• [PASSAGE TO READ]
◇ ◇ ◇ ◇ ◇ ◇ ◇

The Paleoanthropology Society announces, with regret, cancellation of our 2020 annual meeting in Los Angeles. Our "host organization", the AAPA, has cancelled their meeting which provided us with rooms, and the current health situation militates against a large gathering in any case. Registration fees will be returned unless members wish to notify us that they would consider their fee a donation to the Society. 

The Society is exploring the possibility of uploading to our website posters as well as poster or possibly video presentations of planned oral talks. We shall make further information available on the website (www.paleoanthro.org).

Prof. John Kappelman of the University of Texas at Austin has generously made available to all colleagues at no cost the current version of his software package Virtual Laboratories for Physical Anthropology, in case this will help us to prepare approaches to online instruction. Details are available on our website.

◇ ◇ ◇ ◇ ◇ ◇ ◇

Element location listings:
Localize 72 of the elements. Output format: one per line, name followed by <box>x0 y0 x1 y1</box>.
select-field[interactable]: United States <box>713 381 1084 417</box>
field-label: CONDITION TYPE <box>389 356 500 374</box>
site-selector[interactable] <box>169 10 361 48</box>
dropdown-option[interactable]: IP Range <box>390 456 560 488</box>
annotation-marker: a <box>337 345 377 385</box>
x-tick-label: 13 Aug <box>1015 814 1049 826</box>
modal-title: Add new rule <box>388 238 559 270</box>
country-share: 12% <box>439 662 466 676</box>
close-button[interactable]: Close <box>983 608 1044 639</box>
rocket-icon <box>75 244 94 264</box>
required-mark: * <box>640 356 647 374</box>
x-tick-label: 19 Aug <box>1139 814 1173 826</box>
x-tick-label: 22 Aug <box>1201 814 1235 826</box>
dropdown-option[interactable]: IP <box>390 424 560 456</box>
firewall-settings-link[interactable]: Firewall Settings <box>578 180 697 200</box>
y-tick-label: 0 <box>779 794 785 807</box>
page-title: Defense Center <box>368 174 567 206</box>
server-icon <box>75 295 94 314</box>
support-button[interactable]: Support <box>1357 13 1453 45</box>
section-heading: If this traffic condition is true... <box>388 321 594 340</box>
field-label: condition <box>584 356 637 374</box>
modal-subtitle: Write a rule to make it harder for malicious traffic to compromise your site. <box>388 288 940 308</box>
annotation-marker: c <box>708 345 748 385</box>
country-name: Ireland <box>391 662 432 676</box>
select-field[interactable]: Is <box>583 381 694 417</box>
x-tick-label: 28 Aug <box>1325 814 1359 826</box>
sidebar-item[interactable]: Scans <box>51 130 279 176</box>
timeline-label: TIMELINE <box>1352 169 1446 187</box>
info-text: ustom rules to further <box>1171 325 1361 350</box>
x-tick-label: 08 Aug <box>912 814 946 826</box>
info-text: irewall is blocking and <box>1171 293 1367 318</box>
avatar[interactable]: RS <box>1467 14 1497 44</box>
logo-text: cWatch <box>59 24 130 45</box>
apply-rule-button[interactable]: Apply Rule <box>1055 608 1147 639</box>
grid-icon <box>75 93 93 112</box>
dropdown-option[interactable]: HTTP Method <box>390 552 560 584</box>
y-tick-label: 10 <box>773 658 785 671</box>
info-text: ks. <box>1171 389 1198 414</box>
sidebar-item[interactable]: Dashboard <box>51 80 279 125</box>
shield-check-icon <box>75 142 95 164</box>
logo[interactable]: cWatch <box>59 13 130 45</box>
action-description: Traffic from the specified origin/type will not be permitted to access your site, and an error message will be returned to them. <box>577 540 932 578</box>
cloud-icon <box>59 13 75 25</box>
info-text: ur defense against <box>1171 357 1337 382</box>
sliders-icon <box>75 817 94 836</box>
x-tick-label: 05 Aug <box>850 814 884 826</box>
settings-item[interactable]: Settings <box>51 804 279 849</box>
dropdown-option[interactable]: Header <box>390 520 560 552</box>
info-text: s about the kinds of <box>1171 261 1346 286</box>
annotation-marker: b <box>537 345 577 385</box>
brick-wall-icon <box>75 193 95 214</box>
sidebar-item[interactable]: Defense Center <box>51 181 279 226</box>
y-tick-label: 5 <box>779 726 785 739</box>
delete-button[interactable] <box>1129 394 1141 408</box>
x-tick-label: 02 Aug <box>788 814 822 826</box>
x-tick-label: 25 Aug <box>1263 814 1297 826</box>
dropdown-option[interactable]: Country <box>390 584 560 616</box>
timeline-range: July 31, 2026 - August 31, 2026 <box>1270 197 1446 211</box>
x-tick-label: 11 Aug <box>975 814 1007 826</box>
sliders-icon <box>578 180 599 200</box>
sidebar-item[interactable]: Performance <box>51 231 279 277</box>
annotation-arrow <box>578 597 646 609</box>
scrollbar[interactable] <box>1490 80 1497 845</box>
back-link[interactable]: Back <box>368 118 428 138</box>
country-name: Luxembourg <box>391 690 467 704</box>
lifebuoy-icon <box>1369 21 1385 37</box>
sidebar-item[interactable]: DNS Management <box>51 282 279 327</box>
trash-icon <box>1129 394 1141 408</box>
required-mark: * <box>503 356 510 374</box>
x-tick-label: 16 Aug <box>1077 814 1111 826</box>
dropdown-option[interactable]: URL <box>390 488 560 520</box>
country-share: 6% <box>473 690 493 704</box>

◇ ◇ ◇ ◇ ◇ ◇ ◇

• [REQUIREMENTS]
1: Reproduce the meeting cancellation notice from "Prof. John Kappelman" to "on our website.", swapping "online instruction" for "remote teaching".
2: Using the meeting cancellation notice, answer:
(a) Which host organization cancelled the meeting that provided the Society with rooms?
(b) What website address does the Society give for further information?
(c) At which university is Prof. John Kappelman?

• [SOLUTIONS TO THE EXERCISE]
1:
Prof. John Kappelman of the University of Texas at Austin has generously made available to all colleagues at no cost the current version of his software package Virtual Laboratories for Physical Anthropology, in case this will help us to prepare approaches to remote teaching. Details are available on our website.

2:
(a) The AAPA
(b) www.paleoanthro.org
(c) The University of Texas at Austin